### TASK TO CARRY OUT
From the listing below, extract every line in which the word "name" appears.

* Begin MATERIAL FOR THIS EXERCISE *

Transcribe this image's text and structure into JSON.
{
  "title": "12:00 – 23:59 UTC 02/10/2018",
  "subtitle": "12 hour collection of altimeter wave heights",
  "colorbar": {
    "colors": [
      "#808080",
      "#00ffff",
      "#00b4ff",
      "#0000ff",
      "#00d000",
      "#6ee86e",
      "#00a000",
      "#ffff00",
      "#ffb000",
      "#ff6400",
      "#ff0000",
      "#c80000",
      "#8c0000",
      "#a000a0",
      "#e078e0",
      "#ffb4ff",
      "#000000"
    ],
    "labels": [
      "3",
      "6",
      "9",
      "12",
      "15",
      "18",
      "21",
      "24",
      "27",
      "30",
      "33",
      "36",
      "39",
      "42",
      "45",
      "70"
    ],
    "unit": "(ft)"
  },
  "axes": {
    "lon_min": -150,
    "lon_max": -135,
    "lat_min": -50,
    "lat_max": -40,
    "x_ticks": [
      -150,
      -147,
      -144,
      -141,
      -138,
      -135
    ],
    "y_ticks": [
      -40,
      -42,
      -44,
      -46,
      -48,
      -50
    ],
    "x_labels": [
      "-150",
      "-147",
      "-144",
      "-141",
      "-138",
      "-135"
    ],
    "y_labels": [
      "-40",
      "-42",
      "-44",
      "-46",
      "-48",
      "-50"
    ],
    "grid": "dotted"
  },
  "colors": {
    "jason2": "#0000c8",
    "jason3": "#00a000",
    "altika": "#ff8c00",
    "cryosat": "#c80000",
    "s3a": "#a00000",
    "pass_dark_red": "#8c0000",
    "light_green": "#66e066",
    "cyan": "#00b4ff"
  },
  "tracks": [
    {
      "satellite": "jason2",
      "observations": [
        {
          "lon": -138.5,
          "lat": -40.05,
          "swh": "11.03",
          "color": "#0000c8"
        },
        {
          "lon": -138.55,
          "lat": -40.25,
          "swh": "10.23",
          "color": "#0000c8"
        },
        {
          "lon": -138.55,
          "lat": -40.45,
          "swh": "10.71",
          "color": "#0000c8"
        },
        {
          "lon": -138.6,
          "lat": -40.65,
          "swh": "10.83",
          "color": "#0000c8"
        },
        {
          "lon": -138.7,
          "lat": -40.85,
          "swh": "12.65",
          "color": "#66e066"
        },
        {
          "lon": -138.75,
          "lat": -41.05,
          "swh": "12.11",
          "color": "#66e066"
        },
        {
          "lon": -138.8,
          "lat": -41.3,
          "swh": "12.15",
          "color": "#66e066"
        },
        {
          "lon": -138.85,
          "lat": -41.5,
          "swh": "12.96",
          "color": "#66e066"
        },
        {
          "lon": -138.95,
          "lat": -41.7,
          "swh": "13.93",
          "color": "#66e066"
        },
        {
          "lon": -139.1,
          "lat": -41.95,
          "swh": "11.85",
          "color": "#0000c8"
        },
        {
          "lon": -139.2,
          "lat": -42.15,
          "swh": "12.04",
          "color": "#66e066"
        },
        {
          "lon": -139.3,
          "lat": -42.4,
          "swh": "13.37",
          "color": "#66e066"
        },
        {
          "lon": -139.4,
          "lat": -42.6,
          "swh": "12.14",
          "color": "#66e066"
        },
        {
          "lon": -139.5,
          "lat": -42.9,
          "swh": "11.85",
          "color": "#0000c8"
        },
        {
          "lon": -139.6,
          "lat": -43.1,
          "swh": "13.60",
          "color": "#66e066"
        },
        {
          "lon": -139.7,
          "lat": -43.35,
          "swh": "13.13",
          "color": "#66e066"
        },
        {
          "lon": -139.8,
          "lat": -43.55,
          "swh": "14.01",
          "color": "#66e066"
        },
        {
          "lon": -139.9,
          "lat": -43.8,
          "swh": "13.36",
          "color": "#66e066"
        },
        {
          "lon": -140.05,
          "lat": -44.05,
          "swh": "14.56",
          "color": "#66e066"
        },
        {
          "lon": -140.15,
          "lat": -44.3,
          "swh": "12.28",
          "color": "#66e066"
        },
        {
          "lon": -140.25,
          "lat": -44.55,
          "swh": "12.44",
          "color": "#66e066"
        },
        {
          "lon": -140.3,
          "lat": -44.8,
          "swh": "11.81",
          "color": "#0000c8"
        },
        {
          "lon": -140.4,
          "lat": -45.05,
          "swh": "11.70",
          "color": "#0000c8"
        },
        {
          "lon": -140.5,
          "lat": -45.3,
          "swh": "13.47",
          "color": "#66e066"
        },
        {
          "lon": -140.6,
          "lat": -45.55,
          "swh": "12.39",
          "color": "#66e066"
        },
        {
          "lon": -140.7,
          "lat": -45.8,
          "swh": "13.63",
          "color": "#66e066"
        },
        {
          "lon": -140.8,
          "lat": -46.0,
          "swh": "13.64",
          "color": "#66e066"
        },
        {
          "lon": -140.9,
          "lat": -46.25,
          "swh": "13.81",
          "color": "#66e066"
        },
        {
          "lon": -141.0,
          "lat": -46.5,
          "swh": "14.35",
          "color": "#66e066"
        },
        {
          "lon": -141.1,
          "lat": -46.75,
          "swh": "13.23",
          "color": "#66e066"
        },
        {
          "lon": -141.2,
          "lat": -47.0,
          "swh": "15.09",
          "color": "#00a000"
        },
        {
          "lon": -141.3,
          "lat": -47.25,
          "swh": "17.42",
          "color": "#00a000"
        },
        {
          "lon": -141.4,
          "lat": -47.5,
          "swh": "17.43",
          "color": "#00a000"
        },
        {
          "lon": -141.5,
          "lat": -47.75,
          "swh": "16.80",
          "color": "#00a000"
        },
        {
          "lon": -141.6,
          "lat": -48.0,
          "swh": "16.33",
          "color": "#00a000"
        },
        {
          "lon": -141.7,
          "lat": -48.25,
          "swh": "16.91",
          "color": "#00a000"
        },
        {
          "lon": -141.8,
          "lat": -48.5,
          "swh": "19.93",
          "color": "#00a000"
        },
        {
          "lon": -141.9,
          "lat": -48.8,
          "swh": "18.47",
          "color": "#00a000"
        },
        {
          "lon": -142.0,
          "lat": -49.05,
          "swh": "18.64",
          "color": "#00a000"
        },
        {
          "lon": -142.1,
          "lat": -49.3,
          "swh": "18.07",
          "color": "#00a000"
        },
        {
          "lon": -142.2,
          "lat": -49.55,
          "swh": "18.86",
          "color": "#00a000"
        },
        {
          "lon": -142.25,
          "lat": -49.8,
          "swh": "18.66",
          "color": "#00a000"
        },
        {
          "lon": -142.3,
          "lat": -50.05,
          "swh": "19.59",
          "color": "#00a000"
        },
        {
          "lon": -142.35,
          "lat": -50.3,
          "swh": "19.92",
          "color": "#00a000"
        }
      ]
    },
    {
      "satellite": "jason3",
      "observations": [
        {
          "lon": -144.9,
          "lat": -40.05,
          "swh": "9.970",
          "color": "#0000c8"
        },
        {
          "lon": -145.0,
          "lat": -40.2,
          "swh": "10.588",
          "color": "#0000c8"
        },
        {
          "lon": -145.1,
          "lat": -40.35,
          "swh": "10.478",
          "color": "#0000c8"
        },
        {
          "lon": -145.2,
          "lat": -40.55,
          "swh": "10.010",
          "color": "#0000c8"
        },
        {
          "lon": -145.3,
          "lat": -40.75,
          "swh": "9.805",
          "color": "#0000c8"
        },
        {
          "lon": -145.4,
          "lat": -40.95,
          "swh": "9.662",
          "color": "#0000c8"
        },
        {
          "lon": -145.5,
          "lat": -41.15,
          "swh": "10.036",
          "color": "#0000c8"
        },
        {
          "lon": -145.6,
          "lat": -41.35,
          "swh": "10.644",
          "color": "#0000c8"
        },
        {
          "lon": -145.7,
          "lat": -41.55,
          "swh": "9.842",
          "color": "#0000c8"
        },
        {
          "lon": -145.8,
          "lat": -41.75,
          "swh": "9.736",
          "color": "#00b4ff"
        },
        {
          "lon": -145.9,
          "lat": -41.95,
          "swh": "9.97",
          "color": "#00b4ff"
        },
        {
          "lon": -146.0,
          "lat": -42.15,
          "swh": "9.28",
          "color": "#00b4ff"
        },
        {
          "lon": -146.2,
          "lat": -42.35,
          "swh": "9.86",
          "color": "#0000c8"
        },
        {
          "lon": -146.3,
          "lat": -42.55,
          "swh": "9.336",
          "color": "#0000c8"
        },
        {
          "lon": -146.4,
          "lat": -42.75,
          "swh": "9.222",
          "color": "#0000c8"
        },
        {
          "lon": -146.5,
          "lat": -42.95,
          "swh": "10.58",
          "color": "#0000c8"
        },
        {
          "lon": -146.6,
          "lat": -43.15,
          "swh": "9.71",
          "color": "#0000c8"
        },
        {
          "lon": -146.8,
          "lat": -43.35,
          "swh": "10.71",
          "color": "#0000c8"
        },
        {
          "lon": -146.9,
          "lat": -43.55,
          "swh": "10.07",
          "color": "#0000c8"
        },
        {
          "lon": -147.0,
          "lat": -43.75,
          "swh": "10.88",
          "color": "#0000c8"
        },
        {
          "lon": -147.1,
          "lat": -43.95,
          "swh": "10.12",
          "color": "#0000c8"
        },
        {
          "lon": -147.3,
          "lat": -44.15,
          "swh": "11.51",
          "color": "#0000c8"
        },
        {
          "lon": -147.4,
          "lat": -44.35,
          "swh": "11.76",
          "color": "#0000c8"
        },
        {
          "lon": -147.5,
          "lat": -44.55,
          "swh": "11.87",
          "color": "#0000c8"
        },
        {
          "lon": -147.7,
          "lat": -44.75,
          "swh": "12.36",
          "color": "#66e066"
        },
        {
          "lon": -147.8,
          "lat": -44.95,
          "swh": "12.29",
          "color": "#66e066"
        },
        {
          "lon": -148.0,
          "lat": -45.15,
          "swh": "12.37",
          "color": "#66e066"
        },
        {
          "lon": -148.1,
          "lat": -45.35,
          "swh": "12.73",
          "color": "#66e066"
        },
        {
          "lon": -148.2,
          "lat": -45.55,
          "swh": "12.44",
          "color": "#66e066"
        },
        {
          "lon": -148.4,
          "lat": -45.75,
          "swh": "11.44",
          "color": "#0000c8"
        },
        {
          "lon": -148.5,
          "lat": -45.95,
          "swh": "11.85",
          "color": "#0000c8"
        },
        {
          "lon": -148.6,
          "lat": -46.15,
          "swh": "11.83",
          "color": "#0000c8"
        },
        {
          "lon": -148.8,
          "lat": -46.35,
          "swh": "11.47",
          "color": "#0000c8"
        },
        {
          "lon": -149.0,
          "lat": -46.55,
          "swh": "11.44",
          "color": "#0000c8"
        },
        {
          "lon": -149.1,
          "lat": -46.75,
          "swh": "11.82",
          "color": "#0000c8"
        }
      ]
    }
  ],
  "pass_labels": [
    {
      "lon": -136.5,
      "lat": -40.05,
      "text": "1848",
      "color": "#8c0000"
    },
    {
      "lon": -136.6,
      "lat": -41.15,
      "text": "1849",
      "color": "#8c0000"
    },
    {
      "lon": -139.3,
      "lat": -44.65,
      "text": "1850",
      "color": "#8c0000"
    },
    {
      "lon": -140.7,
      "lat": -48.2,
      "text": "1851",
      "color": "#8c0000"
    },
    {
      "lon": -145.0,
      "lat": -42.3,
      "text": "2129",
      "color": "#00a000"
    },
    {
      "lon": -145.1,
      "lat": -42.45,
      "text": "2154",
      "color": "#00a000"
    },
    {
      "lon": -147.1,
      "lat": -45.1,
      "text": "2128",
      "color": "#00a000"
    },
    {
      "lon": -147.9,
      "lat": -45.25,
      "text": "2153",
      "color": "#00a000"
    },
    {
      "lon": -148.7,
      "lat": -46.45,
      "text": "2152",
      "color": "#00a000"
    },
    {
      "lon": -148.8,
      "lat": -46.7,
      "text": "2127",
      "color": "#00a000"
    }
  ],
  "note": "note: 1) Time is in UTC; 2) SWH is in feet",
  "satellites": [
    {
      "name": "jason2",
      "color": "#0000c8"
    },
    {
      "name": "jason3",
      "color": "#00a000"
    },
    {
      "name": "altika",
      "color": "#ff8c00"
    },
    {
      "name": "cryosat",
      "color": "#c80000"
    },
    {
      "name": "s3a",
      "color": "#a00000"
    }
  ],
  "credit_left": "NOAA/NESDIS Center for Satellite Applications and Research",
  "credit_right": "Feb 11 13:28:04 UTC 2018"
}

* End MATERIAL FOR THIS EXERCISE *

### ANSWER
      "name": "jason2",
      "name": "jason3",
      "name": "altika",
      "name": "cryosat",
      "name": "s3a",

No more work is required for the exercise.